(Extracted records)
====

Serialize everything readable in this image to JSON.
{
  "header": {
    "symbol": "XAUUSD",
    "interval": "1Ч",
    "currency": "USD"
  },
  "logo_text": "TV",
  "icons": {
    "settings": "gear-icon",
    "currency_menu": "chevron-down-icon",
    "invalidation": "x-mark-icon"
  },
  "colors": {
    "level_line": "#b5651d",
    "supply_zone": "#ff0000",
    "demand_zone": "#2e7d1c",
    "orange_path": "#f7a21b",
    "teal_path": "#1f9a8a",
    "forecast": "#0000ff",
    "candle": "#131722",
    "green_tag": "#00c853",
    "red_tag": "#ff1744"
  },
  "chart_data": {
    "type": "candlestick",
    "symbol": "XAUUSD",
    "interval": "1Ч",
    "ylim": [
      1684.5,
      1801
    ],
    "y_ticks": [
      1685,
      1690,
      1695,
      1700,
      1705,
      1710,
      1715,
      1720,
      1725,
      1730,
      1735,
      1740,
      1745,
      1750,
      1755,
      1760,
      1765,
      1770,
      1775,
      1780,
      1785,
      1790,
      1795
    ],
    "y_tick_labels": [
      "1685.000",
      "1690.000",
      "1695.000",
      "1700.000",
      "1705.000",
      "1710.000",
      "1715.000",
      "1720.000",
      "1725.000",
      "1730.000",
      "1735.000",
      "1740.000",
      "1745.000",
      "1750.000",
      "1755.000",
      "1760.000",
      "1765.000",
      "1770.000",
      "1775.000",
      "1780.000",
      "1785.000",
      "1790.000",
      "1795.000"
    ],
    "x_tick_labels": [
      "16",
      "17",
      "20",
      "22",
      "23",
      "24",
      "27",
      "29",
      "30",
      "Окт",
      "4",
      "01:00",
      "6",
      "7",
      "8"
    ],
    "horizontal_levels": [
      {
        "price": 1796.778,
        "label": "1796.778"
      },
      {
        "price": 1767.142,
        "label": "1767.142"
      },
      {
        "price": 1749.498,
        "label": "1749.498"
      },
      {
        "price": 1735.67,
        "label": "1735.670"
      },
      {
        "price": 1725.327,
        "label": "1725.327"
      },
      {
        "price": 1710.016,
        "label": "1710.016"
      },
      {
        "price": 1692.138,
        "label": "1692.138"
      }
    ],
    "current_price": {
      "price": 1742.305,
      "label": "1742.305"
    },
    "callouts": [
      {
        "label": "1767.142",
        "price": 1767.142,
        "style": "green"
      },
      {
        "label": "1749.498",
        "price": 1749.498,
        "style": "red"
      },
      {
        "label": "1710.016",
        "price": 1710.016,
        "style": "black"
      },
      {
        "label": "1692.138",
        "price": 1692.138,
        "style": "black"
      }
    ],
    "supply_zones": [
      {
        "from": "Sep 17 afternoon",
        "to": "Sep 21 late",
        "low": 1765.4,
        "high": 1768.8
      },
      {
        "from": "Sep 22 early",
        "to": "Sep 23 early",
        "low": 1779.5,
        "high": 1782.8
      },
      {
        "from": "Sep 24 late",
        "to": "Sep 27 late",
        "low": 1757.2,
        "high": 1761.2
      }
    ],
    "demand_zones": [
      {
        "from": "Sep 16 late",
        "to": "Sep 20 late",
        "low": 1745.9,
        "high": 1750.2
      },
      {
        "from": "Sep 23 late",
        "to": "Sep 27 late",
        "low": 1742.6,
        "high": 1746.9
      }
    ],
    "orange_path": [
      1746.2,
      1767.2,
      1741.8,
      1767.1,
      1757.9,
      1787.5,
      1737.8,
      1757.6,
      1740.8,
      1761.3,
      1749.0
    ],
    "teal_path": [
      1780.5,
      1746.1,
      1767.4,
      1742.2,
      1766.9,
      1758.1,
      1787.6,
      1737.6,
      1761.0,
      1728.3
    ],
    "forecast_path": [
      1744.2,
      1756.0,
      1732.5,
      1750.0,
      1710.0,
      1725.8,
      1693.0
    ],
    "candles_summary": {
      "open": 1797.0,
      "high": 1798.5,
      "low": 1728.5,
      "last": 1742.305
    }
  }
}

====

§ **Description of the task**:
Would you reproduce the material above in full, exactly as given?

§ **The output**:
Serialize everything readable in this image to JSON.
{
  "header": {
    "symbol": "XAUUSD",
    "interval": "1Ч",
    "currency": "USD"
  },
  "logo_text": "TV",
  "icons": {
    "settings": "gear-icon",
    "currency_menu": "chevron-down-icon",
    "invalidation": "x-mark-icon"
  },
  "colors": {
    "level_line": "#b5651d",
    "supply_zone": "#ff0000",
    "demand_zone": "#2e7d1c",
    "orange_path": "#f7a21b",
    "teal_path": "#1f9a8a",
    "forecast": "#0000ff",
    "candle": "#131722",
    "green_tag": "#00c853",
    "red_tag": "#ff1744"
  },
  "chart_data": {
    "type": "candlestick",
    "symbol": "XAUUSD",
    "interval": "1Ч",
    "ylim": [
      1684.5,
      1801
    ],
    "y_ticks": [
      1685,
      1690,
      1695,
      1700,
      1705,
      1710,
      1715,
      1720,
      1725,
      1730,
      1735,
      1740,
      1745,
      1750,
      1755,
      1760,
      1765,
      1770,
      1775,
      1780,
      1785,
      1790,
      1795
    ],
    "y_tick_labels": [
      "1685.000",
      "1690.000",
      "1695.000",
      "1700.000",
      "1705.000",
      "1710.000",
      "1715.000",
      "1720.000",
      "1725.000",
      "1730.000",
      "1735.000",
      "1740.000",
      "1745.000",
      "1750.000",
      "1755.000",
      "1760.000",
      "1765.000",
      "1770.000",
      "1775.000",
      "1780.000",
      "1785.000",
      "1790.000",
      "1795.000"
    ],
    "x_tick_labels": [
      "16",
      "17",
      "20",
      "22",
      "23",
      "24",
      "27",
      "29",
      "30",
      "Окт",
      "4",
      "01:00",
      "6",
      "7",
      "8"
    ],
    "horizontal_levels": [
      {
        "price": 1796.778,
        "label": "1796.778"
      },
      {
        "price": 1767.142,
        "label": "1767.142"
      },
      {
        "price": 1749.498,
        "label": "1749.498"
      },
      {
        "price": 1735.67,
        "label": "1735.670"
      },
      {
        "price": 1725.327,
        "label": "1725.327"
      },
      {
        "price": 1710.016,
        "label": "1710.016"
      },
      {
        "price": 1692.138,
        "label": "1692.138"
      }
    ],
    "current_price": {
      "price": 1742.305,
      "label": "1742.305"
    },
    "callouts": [
      {
        "label": "1767.142",
        "price": 1767.142,
        "style": "green"
      },
      {
        "label": "1749.498",
        "price": 1749.498,
        "style": "red"
      },
      {
        "label": "1710.016",
        "price": 1710.016,
        "style": "black"
      },
      {
        "label": "1692.138",
        "price": 1692.138,
        "style": "black"
      }
    ],
    "supply_zones": [
      {
        "from": "Sep 17 afternoon",
        "to": "Sep 21 late",
        "low": 1765.4,
        "high": 1768.8
      },
      {
        "from": "Sep 22 early",
        "to": "Sep 23 early",
        "low": 1779.5,
        "high": 1782.8
      },
      {
        "from": "Sep 24 late",
        "to": "Sep 27 late",
        "low": 1757.2,
        "high": 1761.2
      }
    ],
    "demand_zones": [
      {
        "from": "Sep 16 late",
        "to": "Sep 20 late",
        "low": 1745.9,
        "high": 1750.2
      },
      {
        "from": "Sep 23 late",
        "to": "Sep 27 late",
        "low": 1742.6,
        "high": 1746.9
      }
    ],
    "orange_path": [
      1746.2,
      1767.2,
      1741.8,
      1767.1,
      1757.9,
      1787.5,
      1737.8,
      1757.6,
      1740.8,
      1761.3,
      1749.0
    ],
    "teal_path": [
      1780.5,
      1746.1,
      1767.4,
      1742.2,
      1766.9,
      1758.1,
      1787.6,
      1737.6,
      1761.0,
      1728.3
    ],
    "forecast_path": [
      1744.2,
      1756.0,
      1732.5,
      1750.0,
      1710.0,
      1725.8,
      1693.0
    ],
    "candles_summary": {
      "open": 1797.0,
      "high": 1798.5,
      "low": 1728.5,
      "last": 1742.305
    }
  }
}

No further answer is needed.